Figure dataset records
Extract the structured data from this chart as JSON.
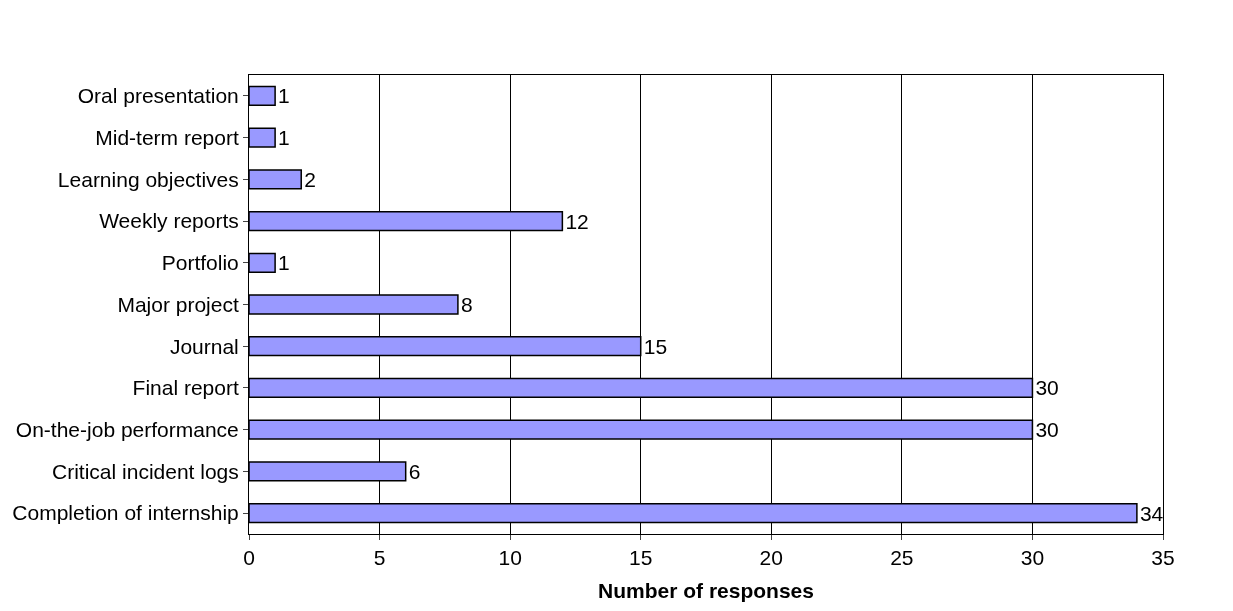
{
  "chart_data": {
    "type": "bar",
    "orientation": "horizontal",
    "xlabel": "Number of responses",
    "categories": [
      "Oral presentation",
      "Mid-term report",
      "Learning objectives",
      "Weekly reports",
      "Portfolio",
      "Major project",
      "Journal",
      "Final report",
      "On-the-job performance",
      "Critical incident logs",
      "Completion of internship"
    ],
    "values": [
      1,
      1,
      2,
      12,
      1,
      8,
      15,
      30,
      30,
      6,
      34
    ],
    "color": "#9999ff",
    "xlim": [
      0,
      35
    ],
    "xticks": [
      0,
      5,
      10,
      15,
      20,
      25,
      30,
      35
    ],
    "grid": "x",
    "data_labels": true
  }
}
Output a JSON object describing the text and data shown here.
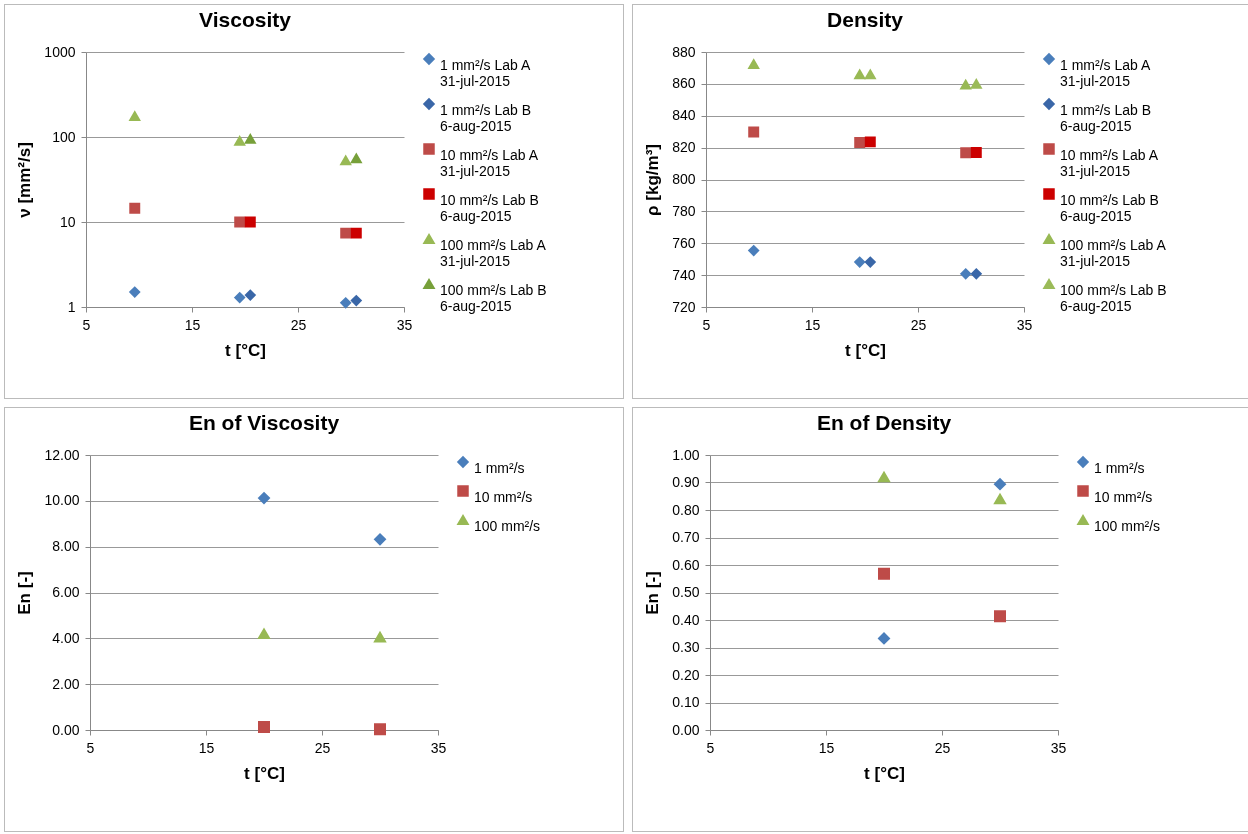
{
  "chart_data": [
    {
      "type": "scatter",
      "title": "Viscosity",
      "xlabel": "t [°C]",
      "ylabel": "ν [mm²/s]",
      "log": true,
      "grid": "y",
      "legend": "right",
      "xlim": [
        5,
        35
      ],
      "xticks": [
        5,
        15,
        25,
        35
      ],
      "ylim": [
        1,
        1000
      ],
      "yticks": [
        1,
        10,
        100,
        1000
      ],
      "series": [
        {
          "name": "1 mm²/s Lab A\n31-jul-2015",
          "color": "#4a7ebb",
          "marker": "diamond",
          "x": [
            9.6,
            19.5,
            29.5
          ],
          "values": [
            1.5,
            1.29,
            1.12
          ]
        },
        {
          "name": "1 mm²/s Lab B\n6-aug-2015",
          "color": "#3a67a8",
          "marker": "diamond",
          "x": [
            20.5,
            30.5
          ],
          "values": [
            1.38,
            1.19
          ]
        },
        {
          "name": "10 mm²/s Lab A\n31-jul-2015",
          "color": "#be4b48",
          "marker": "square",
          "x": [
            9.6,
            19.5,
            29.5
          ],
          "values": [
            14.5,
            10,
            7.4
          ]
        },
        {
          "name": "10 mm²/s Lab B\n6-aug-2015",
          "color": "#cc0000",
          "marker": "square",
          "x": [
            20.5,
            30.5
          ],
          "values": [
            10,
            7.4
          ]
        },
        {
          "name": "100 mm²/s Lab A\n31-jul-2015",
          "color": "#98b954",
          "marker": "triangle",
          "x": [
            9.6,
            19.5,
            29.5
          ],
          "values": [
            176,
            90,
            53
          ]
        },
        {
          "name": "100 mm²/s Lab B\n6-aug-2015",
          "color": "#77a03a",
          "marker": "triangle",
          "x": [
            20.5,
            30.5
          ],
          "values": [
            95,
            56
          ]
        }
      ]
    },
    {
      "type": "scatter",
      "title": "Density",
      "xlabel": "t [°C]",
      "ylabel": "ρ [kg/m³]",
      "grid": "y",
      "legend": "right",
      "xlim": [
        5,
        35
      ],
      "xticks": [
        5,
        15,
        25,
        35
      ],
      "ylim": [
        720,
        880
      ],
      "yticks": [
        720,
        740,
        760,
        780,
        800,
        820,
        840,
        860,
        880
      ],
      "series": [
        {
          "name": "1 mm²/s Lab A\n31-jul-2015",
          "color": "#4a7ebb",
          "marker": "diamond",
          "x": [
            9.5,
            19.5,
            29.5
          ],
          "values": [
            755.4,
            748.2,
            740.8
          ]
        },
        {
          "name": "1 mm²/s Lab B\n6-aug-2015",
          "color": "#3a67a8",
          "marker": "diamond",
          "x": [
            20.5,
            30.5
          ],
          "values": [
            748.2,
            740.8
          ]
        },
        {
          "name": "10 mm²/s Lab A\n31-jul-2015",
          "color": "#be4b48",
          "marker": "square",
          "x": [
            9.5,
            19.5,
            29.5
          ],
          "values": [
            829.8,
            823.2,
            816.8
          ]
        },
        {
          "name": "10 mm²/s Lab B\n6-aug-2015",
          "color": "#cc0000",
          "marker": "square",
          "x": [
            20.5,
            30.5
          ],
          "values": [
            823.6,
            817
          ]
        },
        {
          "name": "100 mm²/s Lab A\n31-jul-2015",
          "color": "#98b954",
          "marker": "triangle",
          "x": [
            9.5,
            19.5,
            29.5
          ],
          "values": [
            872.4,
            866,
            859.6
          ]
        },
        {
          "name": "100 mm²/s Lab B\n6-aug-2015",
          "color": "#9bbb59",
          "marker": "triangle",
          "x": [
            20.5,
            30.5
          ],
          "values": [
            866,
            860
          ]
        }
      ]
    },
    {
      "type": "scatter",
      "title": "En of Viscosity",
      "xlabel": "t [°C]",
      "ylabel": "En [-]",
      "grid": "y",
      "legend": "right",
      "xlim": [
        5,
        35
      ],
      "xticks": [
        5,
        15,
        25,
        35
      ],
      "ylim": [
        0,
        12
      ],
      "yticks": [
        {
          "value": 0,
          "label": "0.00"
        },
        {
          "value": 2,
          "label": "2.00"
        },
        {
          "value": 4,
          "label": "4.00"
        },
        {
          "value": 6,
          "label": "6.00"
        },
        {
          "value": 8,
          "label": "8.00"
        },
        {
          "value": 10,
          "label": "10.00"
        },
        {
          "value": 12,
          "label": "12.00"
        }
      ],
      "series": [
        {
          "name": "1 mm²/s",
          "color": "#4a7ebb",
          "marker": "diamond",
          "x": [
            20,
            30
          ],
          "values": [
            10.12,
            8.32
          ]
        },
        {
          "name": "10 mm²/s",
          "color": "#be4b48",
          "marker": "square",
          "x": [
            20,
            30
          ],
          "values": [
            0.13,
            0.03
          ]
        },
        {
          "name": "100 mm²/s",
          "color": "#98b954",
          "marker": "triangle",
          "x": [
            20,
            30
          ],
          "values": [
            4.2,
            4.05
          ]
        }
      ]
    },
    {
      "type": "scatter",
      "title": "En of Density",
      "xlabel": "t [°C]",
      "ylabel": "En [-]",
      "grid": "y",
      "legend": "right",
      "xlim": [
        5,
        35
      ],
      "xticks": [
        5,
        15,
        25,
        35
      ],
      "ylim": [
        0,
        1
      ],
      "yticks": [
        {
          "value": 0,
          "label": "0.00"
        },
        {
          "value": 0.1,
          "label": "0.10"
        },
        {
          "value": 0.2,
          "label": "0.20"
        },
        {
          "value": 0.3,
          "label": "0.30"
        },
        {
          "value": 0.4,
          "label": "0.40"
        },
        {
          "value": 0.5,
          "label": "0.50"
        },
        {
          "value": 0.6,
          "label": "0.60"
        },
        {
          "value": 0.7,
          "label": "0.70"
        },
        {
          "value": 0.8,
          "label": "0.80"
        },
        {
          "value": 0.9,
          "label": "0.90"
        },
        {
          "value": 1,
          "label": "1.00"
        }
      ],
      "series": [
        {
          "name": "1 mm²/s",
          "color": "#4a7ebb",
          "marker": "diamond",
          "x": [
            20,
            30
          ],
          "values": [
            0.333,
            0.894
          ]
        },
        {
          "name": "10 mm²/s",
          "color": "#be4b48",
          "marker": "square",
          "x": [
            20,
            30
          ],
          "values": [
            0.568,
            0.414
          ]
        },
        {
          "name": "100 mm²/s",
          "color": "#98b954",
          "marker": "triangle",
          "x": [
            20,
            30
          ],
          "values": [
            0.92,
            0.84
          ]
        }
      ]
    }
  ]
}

Exercise details
Give back the entries verbatim. Do not include any picture.

Output
Extract the structured data from this chart as JSON.
{
  "chart_data": {
    "type": "bar",
    "orientation": "horizontal",
    "xlabel": "Number of responses",
    "categories": [
      "Oral presentation",
      "Mid-term report",
      "Learning objectives",
      "Weekly reports",
      "Portfolio",
      "Major project",
      "Journal",
      "Final report",
      "On-the-job performance",
      "Critical incident logs",
      "Completion of internship"
    ],
    "values": [
      1,
      1,
      2,
      12,
      1,
      8,
      15,
      30,
      30,
      6,
      34
    ],
    "color": "#9999ff",
    "xlim": [
      0,
      35
    ],
    "xticks": [
      0,
      5,
      10,
      15,
      20,
      25,
      30,
      35
    ],
    "grid": "x",
    "data_labels": true
  }
}
Output a JSON object describing the text and data shown here.
{
  "chart_data": [
    {
      "type": "scatter",
      "title": "Viscosity",
      "xlabel": "t [°C]",
      "ylabel": "ν [mm²/s]",
      "log": true,
      "grid": "y",
      "legend": "right",
      "xlim": [
        5,
        35
      ],
      "xticks": [
        5,
        15,
        25,
        35
      ],
      "ylim": [
        1,
        1000
      ],
      "yticks": [
        1,
        10,
        100,
        1000
      ],
      "series": [
        {
          "name": "1 mm²/s Lab A\n31-jul-2015",
          "color": "#4a7ebb",
          "marker": "diamond",
          "x": [
            9.6,
            19.5,
            29.5
          ],
          "values": [
            1.5,
            1.29,
            1.12
          ]
        },
        {
          "name": "1 mm²/s Lab B\n6-aug-2015",
          "color": "#3a67a8",
          "marker": "diamond",
          "x": [
            20.5,
            30.5
          ],
          "values": [
            1.38,
            1.19
          ]
        },
        {
          "name": "10 mm²/s Lab A\n31-jul-2015",
          "color": "#be4b48",
          "marker": "square",
          "x": [
            9.6,
            19.5,
            29.5
          ],
          "values": [
            14.5,
            10,
            7.4
          ]
        },
        {
          "name": "10 mm²/s Lab B\n6-aug-2015",
          "color": "#cc0000",
          "marker": "square",
          "x": [
            20.5,
            30.5
          ],
          "values": [
            10,
            7.4
          ]
        },
        {
          "name": "100 mm²/s Lab A\n31-jul-2015",
          "color": "#98b954",
          "marker": "triangle",
          "x": [
            9.6,
            19.5,
            29.5
          ],
          "values": [
            176,
            90,
            53
          ]
        },
        {
          "name": "100 mm²/s Lab B\n6-aug-2015",
          "color": "#77a03a",
          "marker": "triangle",
          "x": [
            20.5,
            30.5
          ],
          "values": [
            95,
            56
          ]
        }
      ]
    },
    {
      "type": "scatter",
      "title": "Density",
      "xlabel": "t [°C]",
      "ylabel": "ρ [kg/m³]",
      "grid": "y",
      "legend": "right",
      "xlim": [
        5,
        35
      ],
      "xticks": [
        5,
        15,
        25,
        35
      ],
      "ylim": [
        720,
        880
      ],
      "yticks": [
        720,
        740,
        760,
        780,
        800,
        820,
        840,
        860,
        880
      ],
      "series": [
        {
          "name": "1 mm²/s Lab A\n31-jul-2015",
          "color": "#4a7ebb",
          "marker": "diamond",
          "x": [
            9.5,
            19.5,
            29.5
          ],
          "values": [
            755.4,
            748.2,
            740.8
          ]
        },
        {
          "name": "1 mm²/s Lab B\n6-aug-2015",
          "color": "#3a67a8",
          "marker": "diamond",
          "x": [
            20.5,
            30.5
          ],
          "values": [
            748.2,
            740.8
          ]
        },
        {
          "name": "10 mm²/s Lab A\n31-jul-2015",
          "color": "#be4b48",
          "marker": "square",
          "x": [
            9.5,
            19.5,
            29.5
          ],
          "values": [
            829.8,
            823.2,
            816.8
          ]
        },
        {
          "name": "10 mm²/s Lab B\n6-aug-2015",
          "color": "#cc0000",
          "marker": "square",
          "x": [
            20.5,
            30.5
          ],
          "values": [
            823.6,
            817
          ]
        },
        {
          "name": "100 mm²/s Lab A\n31-jul-2015",
          "color": "#98b954",
          "marker": "triangle",
          "x": [
            9.5,
            19.5,
            29.5
          ],
          "values": [
            872.4,
            866,
            859.6
          ]
        },
        {
          "name": "100 mm²/s Lab B\n6-aug-2015",
          "color": "#9bbb59",
          "marker": "triangle",
          "x": [
            20.5,
            30.5
          ],
          "values": [
            866,
            860
          ]
        }
      ]
    },
    {
      "type": "scatter",
      "title": "En of Viscosity",
      "xlabel": "t [°C]",
      "ylabel": "En [-]",
      "grid": "y",
      "legend": "right",
      "xlim": [
        5,
        35
      ],
      "xticks": [
        5,
        15,
        25,
        35
      ],
      "ylim": [
        0,
        12
      ],
      "yticks": [
        {
          "value": 0,
          "label": "0.00"
        },
        {
          "value": 2,
          "label": "2.00"
        },
        {
          "value": 4,
          "label": "4.00"
        },
        {
          "value": 6,
          "label": "6.00"
        },
        {
          "value": 8,
          "label": "8.00"
        },
        {
          "value": 10,
          "label": "10.00"
        },
        {
          "value": 12,
          "label": "12.00"
        }
      ],
      "series": [
        {
          "name": "1 mm²/s",
          "color": "#4a7ebb",
          "marker": "diamond",
          "x": [
            20,
            30
          ],
          "values": [
            10.12,
            8.32
          ]
        },
        {
          "name": "10 mm²/s",
          "color": "#be4b48",
          "marker": "square",
          "x": [
            20,
            30
          ],
          "values": [
            0.13,
            0.03
          ]
        },
        {
          "name": "100 mm²/s",
          "color": "#98b954",
          "marker": "triangle",
          "x": [
            20,
            30
          ],
          "values": [
            4.2,
            4.05
          ]
        }
      ]
    },
    {
      "type": "scatter",
      "title": "En of Density",
      "xlabel": "t [°C]",
      "ylabel": "En [-]",
      "grid": "y",
      "legend": "right",
      "xlim": [
        5,
        35
      ],
      "xticks": [
        5,
        15,
        25,
        35
      ],
      "ylim": [
        0,
        1
      ],
      "yticks": [
        {
          "value": 0,
          "label": "0.00"
        },
        {
          "value": 0.1,
          "label": "0.10"
        },
        {
          "value": 0.2,
          "label": "0.20"
        },
        {
          "value": 0.3,
          "label": "0.30"
        },
        {
          "value": 0.4,
          "label": "0.40"
        },
        {
          "value": 0.5,
          "label": "0.50"
        },
        {
          "value": 0.6,
          "label": "0.60"
        },
        {
          "value": 0.7,
          "label": "0.70"
        },
        {
          "value": 0.8,
          "label": "0.80"
        },
        {
          "value": 0.9,
          "label": "0.90"
        },
        {
          "value": 1,
          "label": "1.00"
        }
      ],
      "series": [
        {
          "name": "1 mm²/s",
          "color": "#4a7ebb",
          "marker": "diamond",
          "x": [
            20,
            30
          ],
          "values": [
            0.333,
            0.894
          ]
        },
        {
          "name": "10 mm²/s",
          "color": "#be4b48",
          "marker": "square",
          "x": [
            20,
            30
          ],
          "values": [
            0.568,
            0.414
          ]
        },
        {
          "name": "100 mm²/s",
          "color": "#98b954",
          "marker": "triangle",
          "x": [
            20,
            30
          ],
          "values": [
            0.92,
            0.84
          ]
        }
      ]
    }
  ]
}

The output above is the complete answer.